WRITTEN PROBLEM — Transcribe the material in full. Nothing should differ except that the pictures are left out.

Data records:
— begin —

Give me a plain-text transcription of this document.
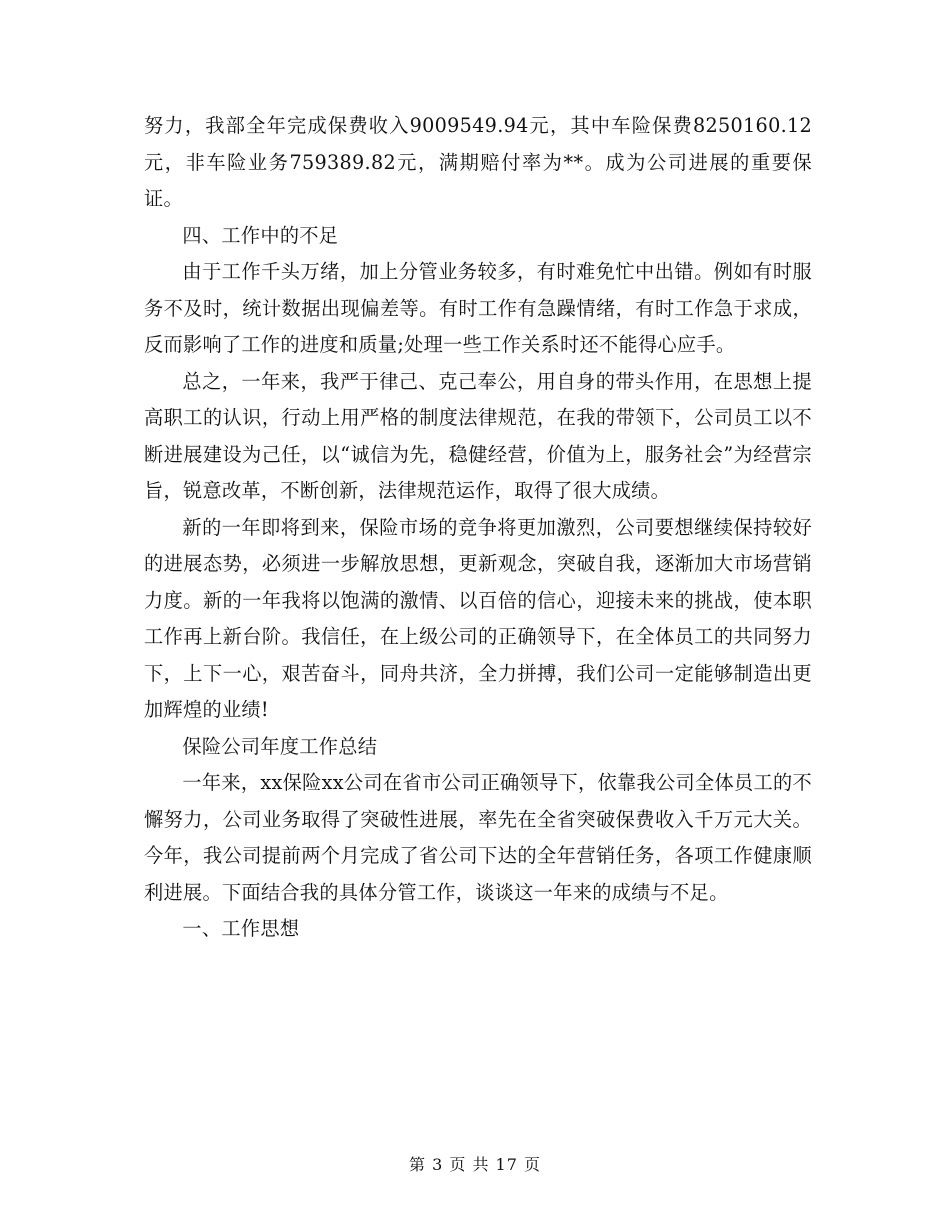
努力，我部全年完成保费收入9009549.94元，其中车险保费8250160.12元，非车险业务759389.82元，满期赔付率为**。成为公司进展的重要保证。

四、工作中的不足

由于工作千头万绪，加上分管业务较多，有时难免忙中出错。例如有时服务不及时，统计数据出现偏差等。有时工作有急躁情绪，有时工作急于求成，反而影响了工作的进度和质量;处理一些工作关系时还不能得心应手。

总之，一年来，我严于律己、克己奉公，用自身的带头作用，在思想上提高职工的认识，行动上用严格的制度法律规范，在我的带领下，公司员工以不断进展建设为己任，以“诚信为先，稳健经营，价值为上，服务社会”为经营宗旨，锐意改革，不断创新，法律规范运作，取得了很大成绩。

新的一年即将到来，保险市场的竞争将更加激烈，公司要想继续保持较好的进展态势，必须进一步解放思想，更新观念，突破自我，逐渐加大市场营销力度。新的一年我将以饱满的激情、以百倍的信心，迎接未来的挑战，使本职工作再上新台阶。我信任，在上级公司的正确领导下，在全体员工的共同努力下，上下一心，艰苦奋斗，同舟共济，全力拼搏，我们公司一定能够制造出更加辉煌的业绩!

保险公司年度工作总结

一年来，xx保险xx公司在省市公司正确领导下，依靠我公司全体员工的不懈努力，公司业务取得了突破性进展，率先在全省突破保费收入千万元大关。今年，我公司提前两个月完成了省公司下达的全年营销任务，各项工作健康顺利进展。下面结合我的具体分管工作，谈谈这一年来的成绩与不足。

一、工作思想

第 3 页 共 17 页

— end —

FINAL ANSWER —
Give me a plain-text transcription of this document.
努力，我部全年完成保费收入9009549.94元，其中车险保费8250160.12元，非车险业务759389.82元，满期赔付率为**。成为公司进展的重要保证。

四、工作中的不足

由于工作千头万绪，加上分管业务较多，有时难免忙中出错。例如有时服务不及时，统计数据出现偏差等。有时工作有急躁情绪，有时工作急于求成，反而影响了工作的进度和质量;处理一些工作关系时还不能得心应手。

总之，一年来，我严于律己、克己奉公，用自身的带头作用，在思想上提高职工的认识，行动上用严格的制度法律规范，在我的带领下，公司员工以不断进展建设为己任，以“诚信为先，稳健经营，价值为上，服务社会”为经营宗旨，锐意改革，不断创新，法律规范运作，取得了很大成绩。

新的一年即将到来，保险市场的竞争将更加激烈，公司要想继续保持较好的进展态势，必须进一步解放思想，更新观念，突破自我，逐渐加大市场营销力度。新的一年我将以饱满的激情、以百倍的信心，迎接未来的挑战，使本职工作再上新台阶。我信任，在上级公司的正确领导下，在全体员工的共同努力下，上下一心，艰苦奋斗，同舟共济，全力拼搏，我们公司一定能够制造出更加辉煌的业绩!

保险公司年度工作总结

一年来，xx保险xx公司在省市公司正确领导下，依靠我公司全体员工的不懈努力，公司业务取得了突破性进展，率先在全省突破保费收入千万元大关。今年，我公司提前两个月完成了省公司下达的全年营销任务，各项工作健康顺利进展。下面结合我的具体分管工作，谈谈这一年来的成绩与不足。

一、工作思想

第 3 页 共 17 页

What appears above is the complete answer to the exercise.